Output the data exactly, with every line intact.

++++ TASK INPUTS

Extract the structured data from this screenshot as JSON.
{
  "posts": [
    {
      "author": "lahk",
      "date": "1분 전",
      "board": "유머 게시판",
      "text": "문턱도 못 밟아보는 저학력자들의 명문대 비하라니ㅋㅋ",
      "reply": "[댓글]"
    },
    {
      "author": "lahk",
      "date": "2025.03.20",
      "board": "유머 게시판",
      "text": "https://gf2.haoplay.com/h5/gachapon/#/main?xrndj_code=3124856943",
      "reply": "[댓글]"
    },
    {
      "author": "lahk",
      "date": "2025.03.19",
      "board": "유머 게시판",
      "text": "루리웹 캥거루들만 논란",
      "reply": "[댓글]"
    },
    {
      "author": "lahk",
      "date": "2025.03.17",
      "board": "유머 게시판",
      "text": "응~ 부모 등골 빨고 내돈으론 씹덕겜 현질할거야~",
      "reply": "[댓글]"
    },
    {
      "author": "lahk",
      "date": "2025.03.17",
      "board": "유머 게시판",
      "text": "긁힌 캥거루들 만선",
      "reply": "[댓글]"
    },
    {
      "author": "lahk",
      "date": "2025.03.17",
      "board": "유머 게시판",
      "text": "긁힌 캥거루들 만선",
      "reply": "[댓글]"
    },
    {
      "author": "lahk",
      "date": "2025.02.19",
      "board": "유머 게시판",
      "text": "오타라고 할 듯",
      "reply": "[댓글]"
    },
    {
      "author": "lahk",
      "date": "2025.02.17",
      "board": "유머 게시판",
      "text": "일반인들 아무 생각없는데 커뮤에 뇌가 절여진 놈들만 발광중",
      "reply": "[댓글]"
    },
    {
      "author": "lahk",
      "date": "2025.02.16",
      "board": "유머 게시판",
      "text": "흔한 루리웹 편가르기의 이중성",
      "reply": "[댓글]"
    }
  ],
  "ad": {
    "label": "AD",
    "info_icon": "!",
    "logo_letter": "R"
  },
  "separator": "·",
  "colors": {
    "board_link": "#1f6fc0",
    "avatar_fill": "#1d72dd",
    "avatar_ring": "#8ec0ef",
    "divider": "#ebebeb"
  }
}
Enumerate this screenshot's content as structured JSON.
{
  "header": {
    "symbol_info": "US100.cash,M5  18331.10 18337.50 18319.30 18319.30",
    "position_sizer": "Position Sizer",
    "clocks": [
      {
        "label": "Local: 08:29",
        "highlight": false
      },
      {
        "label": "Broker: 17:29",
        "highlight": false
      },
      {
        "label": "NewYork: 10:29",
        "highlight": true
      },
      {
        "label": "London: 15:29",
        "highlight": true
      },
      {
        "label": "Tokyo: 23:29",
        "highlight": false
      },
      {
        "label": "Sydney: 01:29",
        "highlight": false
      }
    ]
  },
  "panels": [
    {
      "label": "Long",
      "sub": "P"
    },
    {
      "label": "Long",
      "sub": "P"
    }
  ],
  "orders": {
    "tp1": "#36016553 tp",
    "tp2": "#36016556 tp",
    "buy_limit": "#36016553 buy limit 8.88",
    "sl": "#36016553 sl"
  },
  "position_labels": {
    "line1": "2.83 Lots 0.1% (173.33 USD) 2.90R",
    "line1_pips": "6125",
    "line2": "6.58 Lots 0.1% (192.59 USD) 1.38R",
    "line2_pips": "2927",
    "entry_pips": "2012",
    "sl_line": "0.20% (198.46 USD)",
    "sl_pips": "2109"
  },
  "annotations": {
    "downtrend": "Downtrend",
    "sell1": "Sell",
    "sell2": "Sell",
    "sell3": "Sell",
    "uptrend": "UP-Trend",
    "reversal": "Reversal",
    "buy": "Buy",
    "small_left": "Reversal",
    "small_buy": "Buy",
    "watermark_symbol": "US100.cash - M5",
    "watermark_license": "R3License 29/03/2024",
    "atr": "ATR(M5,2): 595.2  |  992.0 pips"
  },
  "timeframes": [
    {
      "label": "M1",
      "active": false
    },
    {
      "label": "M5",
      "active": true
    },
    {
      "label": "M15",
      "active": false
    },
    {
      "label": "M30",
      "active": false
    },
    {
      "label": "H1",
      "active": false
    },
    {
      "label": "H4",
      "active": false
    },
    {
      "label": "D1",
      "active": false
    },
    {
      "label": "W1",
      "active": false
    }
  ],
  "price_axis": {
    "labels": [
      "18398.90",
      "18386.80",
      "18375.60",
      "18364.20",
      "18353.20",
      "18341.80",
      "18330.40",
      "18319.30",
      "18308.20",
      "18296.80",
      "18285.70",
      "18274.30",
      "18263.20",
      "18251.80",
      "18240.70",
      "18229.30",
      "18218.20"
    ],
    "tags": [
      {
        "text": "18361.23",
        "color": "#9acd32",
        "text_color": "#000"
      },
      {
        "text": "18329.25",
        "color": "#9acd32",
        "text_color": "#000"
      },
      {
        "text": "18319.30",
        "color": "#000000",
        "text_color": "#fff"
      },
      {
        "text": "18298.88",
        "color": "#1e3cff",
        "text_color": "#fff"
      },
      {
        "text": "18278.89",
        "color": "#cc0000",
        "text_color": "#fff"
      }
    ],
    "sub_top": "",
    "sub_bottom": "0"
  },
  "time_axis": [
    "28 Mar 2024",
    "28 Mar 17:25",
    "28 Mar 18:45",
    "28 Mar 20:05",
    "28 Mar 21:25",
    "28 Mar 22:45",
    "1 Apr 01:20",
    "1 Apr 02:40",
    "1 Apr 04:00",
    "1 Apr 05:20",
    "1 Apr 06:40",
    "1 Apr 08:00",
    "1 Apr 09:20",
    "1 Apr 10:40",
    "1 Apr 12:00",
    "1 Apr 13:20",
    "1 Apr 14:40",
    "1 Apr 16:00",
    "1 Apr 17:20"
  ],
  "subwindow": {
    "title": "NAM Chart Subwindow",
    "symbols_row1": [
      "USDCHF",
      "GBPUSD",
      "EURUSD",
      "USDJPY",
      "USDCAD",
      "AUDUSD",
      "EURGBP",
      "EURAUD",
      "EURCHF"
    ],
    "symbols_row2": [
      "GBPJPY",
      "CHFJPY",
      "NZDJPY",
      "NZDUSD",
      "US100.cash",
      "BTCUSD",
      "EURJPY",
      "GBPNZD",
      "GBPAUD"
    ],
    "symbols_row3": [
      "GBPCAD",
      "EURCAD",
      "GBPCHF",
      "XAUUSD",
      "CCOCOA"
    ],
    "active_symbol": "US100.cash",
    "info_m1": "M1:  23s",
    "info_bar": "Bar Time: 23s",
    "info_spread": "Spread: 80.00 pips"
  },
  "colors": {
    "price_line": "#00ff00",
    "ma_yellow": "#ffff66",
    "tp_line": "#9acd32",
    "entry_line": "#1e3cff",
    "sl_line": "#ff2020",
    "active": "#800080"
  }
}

++++++++

EXERCISE ANSWER ::
Extract the structured data from this screenshot as JSON.
{
  "posts": [
    {
      "author": "lahk",
      "date": "1분 전",
      "board": "유머 게시판",
      "text": "문턱도 못 밟아보는 저학력자들의 명문대 비하라니ㅋㅋ",
      "reply": "[댓글]"
    },
    {
      "author": "lahk",
      "date": "2025.03.20",
      "board": "유머 게시판",
      "text": "https://gf2.haoplay.com/h5/gachapon/#/main?xrndj_code=3124856943",
      "reply": "[댓글]"
    },
    {
      "author": "lahk",
      "date": "2025.03.19",
      "board": "유머 게시판",
      "text": "루리웹 캥거루들만 논란",
      "reply": "[댓글]"
    },
    {
      "author": "lahk",
      "date": "2025.03.17",
      "board": "유머 게시판",
      "text": "응~ 부모 등골 빨고 내돈으론 씹덕겜 현질할거야~",
      "reply": "[댓글]"
    },
    {
      "author": "lahk",
      "date": "2025.03.17",
      "board": "유머 게시판",
      "text": "긁힌 캥거루들 만선",
      "reply": "[댓글]"
    },
    {
      "author": "lahk",
      "date": "2025.03.17",
      "board": "유머 게시판",
      "text": "긁힌 캥거루들 만선",
      "reply": "[댓글]"
    },
    {
      "author": "lahk",
      "date": "2025.02.19",
      "board": "유머 게시판",
      "text": "오타라고 할 듯",
      "reply": "[댓글]"
    },
    {
      "author": "lahk",
      "date": "2025.02.17",
      "board": "유머 게시판",
      "text": "일반인들 아무 생각없는데 커뮤에 뇌가 절여진 놈들만 발광중",
      "reply": "[댓글]"
    },
    {
      "author": "lahk",
      "date": "2025.02.16",
      "board": "유머 게시판",
      "text": "흔한 루리웹 편가르기의 이중성",
      "reply": "[댓글]"
    }
  ],
  "ad": {
    "label": "AD",
    "info_icon": "!",
    "logo_letter": "R"
  },
  "separator": "·",
  "colors": {
    "board_link": "#1f6fc0",
    "avatar_fill": "#1d72dd",
    "avatar_ring": "#8ec0ef",
    "divider": "#ebebeb"
  }
}
Enumerate this screenshot's content as structured JSON.
{
  "header": {
    "symbol_info": "US100.cash,M5  18331.10 18337.50 18319.30 18319.30",
    "position_sizer": "Position Sizer",
    "clocks": [
      {
        "label": "Local: 08:29",
        "highlight": false
      },
      {
        "label": "Broker: 17:29",
        "highlight": false
      },
      {
        "label": "NewYork: 10:29",
        "highlight": true
      },
      {
        "label": "London: 15:29",
        "highlight": true
      },
      {
        "label": "Tokyo: 23:29",
        "highlight": false
      },
      {
        "label": "Sydney: 01:29",
        "highlight": false
      }
    ]
  },
  "panels": [
    {
      "label": "Long",
      "sub": "P"
    },
    {
      "label": "Long",
      "sub": "P"
    }
  ],
  "orders": {
    "tp1": "#36016553 tp",
    "tp2": "#36016556 tp",
    "buy_limit": "#36016553 buy limit 8.88",
    "sl": "#36016553 sl"
  },
  "position_labels": {
    "line1": "2.83 Lots 0.1% (173.33 USD) 2.90R",
    "line1_pips": "6125",
    "line2": "6.58 Lots 0.1% (192.59 USD) 1.38R",
    "line2_pips": "2927",
    "entry_pips": "2012",
    "sl_line": "0.20% (198.46 USD)",
    "sl_pips": "2109"
  },
  "annotations": {
    "downtrend": "Downtrend",
    "sell1": "Sell",
    "sell2": "Sell",
    "sell3": "Sell",
    "uptrend": "UP-Trend",
    "reversal": "Reversal",
    "buy": "Buy",
    "small_left": "Reversal",
    "small_buy": "Buy",
    "watermark_symbol": "US100.cash - M5",
    "watermark_license": "R3License 29/03/2024",
    "atr": "ATR(M5,2): 595.2  |  992.0 pips"
  },
  "timeframes": [
    {
      "label": "M1",
      "active": false
    },
    {
      "label": "M5",
      "active": true
    },
    {
      "label": "M15",
      "active": false
    },
    {
      "label": "M30",
      "active": false
    },
    {
      "label": "H1",
      "active": false
    },
    {
      "label": "H4",
      "active": false
    },
    {
      "label": "D1",
      "active": false
    },
    {
      "label": "W1",
      "active": false
    }
  ],
  "price_axis": {
    "labels": [
      "18398.90",
      "18386.80",
      "18375.60",
      "18364.20",
      "18353.20",
      "18341.80",
      "18330.40",
      "18319.30",
      "18308.20",
      "18296.80",
      "18285.70",
      "18274.30",
      "18263.20",
      "18251.80",
      "18240.70",
      "18229.30",
      "18218.20"
    ],
    "tags": [
      {
        "text": "18361.23",
        "color": "#9acd32",
        "text_color": "#000"
      },
      {
        "text": "18329.25",
        "color": "#9acd32",
        "text_color": "#000"
      },
      {
        "text": "18319.30",
        "color": "#000000",
        "text_color": "#fff"
      },
      {
        "text": "18298.88",
        "color": "#1e3cff",
        "text_color": "#fff"
      },
      {
        "text": "18278.89",
        "color": "#cc0000",
        "text_color": "#fff"
      }
    ],
    "sub_top": "",
    "sub_bottom": "0"
  },
  "time_axis": [
    "28 Mar 2024",
    "28 Mar 17:25",
    "28 Mar 18:45",
    "28 Mar 20:05",
    "28 Mar 21:25",
    "28 Mar 22:45",
    "1 Apr 01:20",
    "1 Apr 02:40",
    "1 Apr 04:00",
    "1 Apr 05:20",
    "1 Apr 06:40",
    "1 Apr 08:00",
    "1 Apr 09:20",
    "1 Apr 10:40",
    "1 Apr 12:00",
    "1 Apr 13:20",
    "1 Apr 14:40",
    "1 Apr 16:00",
    "1 Apr 17:20"
  ],
  "subwindow": {
    "title": "NAM Chart Subwindow",
    "symbols_row1": [
      "USDCHF",
      "GBPUSD",
      "EURUSD",
      "USDJPY",
      "USDCAD",
      "AUDUSD",
      "EURGBP",
      "EURAUD",
      "EURCHF"
    ],
    "symbols_row2": [
      "GBPJPY",
      "CHFJPY",
      "NZDJPY",
      "NZDUSD",
      "US100.cash",
      "BTCUSD",
      "EURJPY",
      "GBPNZD",
      "GBPAUD"
    ],
    "symbols_row3": [
      "GBPCAD",
      "EURCAD",
      "GBPCHF",
      "XAUUSD",
      "CCOCOA"
    ],
    "active_symbol": "US100.cash",
    "info_m1": "M1:  23s",
    "info_bar": "Bar Time: 23s",
    "info_spread": "Spread: 80.00 pips"
  },
  "colors": {
    "price_line": "#00ff00",
    "ma_yellow": "#ffff66",
    "tp_line": "#9acd32",
    "entry_line": "#1e3cff",
    "sl_line": "#ff2020",
    "active": "#800080"
  }
}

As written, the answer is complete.